[START OF GIVEN RECORDS]
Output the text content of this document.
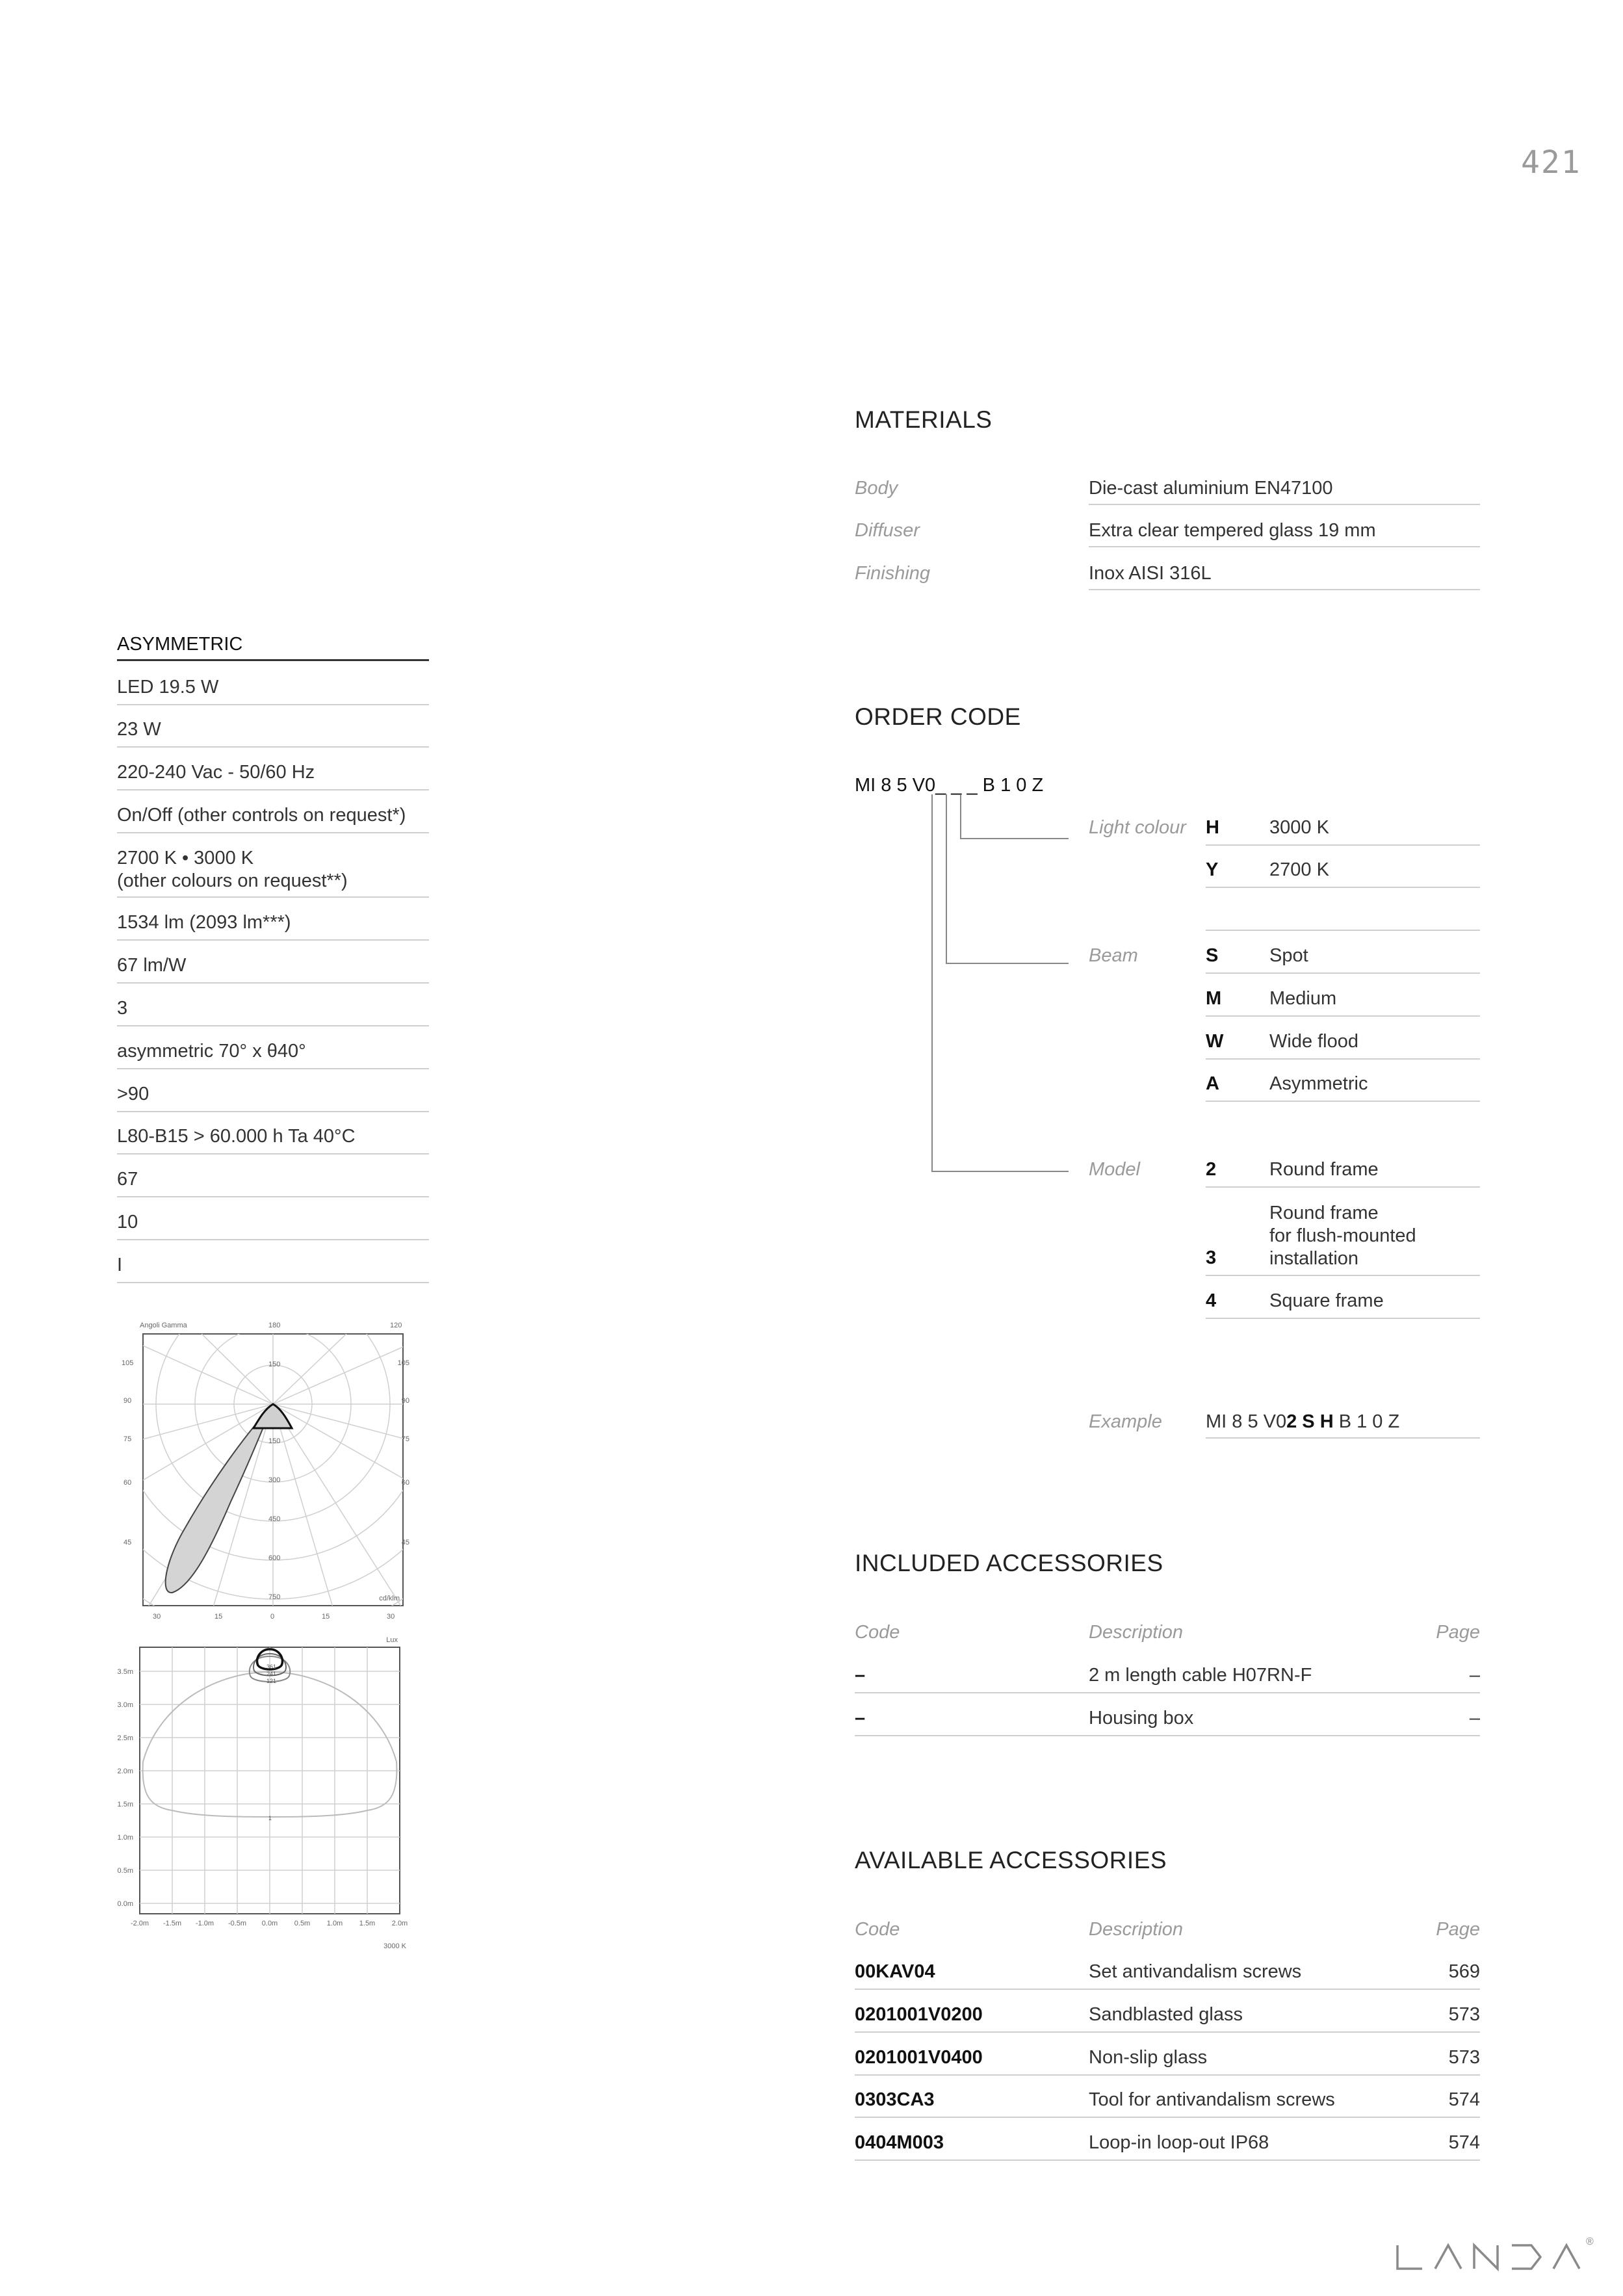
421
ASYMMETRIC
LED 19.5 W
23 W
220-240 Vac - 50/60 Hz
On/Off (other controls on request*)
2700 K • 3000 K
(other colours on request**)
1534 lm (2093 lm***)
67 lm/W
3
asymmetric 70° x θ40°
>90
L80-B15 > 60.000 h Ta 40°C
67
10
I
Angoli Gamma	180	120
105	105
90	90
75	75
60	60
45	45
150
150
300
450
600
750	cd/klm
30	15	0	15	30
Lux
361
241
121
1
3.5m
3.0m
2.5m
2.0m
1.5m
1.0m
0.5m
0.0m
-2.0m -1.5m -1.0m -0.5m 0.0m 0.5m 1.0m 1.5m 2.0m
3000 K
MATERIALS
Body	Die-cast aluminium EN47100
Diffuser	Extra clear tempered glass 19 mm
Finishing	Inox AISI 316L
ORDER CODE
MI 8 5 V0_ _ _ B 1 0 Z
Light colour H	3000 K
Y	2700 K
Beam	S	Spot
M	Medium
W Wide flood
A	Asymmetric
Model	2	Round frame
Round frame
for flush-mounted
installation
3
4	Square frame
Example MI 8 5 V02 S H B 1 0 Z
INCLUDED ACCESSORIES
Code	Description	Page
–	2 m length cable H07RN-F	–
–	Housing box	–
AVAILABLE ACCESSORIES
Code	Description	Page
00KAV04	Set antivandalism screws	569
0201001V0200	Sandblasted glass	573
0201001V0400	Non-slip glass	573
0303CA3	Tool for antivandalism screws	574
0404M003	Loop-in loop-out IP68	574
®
[END OF GIVEN RECORDS]
[START OF GIVEN RECORDS]
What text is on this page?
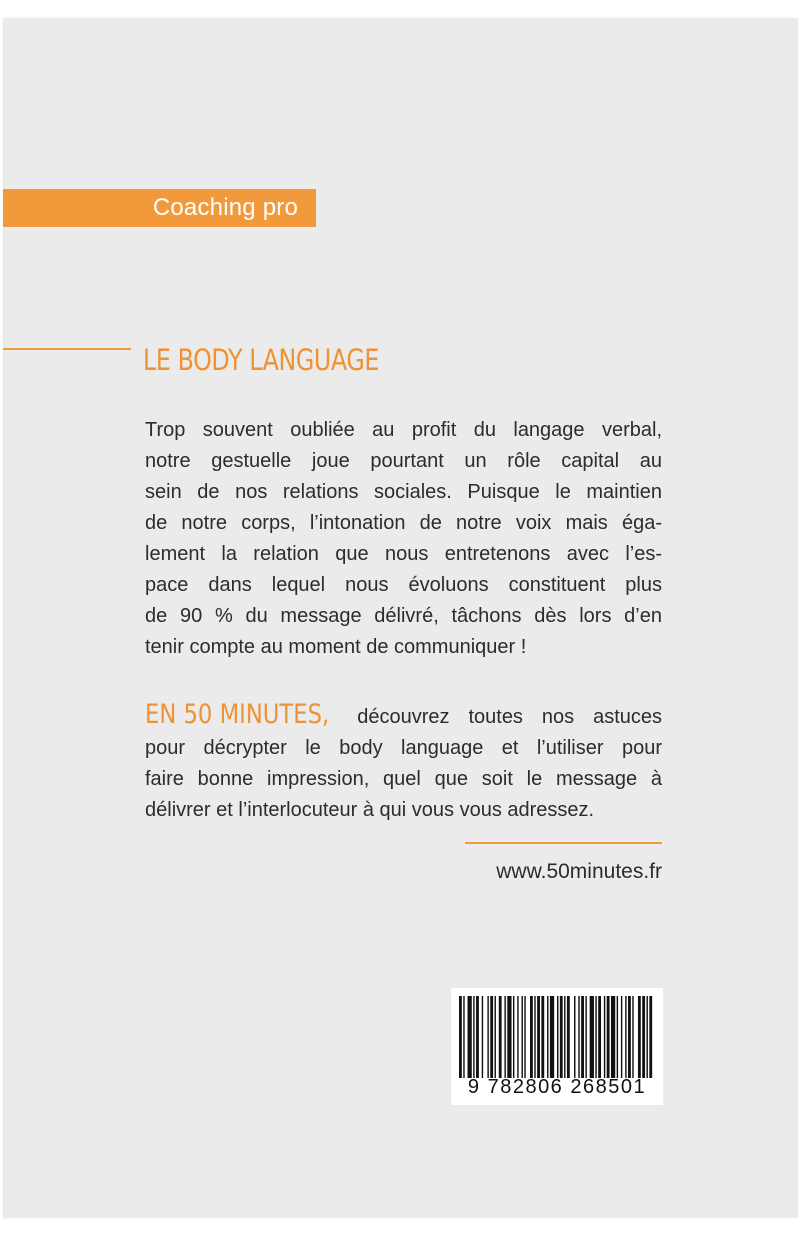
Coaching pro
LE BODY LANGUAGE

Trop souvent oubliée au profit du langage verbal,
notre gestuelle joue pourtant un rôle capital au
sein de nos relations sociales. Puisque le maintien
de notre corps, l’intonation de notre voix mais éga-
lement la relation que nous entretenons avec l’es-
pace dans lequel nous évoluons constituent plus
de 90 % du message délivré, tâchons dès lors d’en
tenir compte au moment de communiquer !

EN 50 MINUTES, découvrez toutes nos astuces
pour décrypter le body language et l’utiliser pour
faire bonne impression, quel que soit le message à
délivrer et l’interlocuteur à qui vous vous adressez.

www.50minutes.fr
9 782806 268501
[END OF GIVEN RECORDS]
[START OF GIVEN RECORDS]
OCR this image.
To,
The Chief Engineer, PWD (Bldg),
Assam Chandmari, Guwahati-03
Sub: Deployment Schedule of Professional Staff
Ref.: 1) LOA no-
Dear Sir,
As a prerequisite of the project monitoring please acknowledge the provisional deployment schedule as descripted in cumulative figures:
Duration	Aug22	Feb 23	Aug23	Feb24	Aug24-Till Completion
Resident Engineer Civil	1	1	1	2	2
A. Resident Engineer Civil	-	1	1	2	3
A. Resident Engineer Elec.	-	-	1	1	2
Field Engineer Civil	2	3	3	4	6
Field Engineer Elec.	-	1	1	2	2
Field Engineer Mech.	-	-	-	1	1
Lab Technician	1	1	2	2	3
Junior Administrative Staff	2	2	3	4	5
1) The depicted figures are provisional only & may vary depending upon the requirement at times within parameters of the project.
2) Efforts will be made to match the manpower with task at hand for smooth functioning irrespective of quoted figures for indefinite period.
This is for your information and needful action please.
[END OF GIVEN RECORDS]
INSTRUCTIONS FOR THE TASK: Take every line that includes the string "screws" and copy it.

SOLUTION TO THE PROBLEM:
00KAV04	Set antivandalism screws	569
0303CA3	Tool for antivandalism screws	574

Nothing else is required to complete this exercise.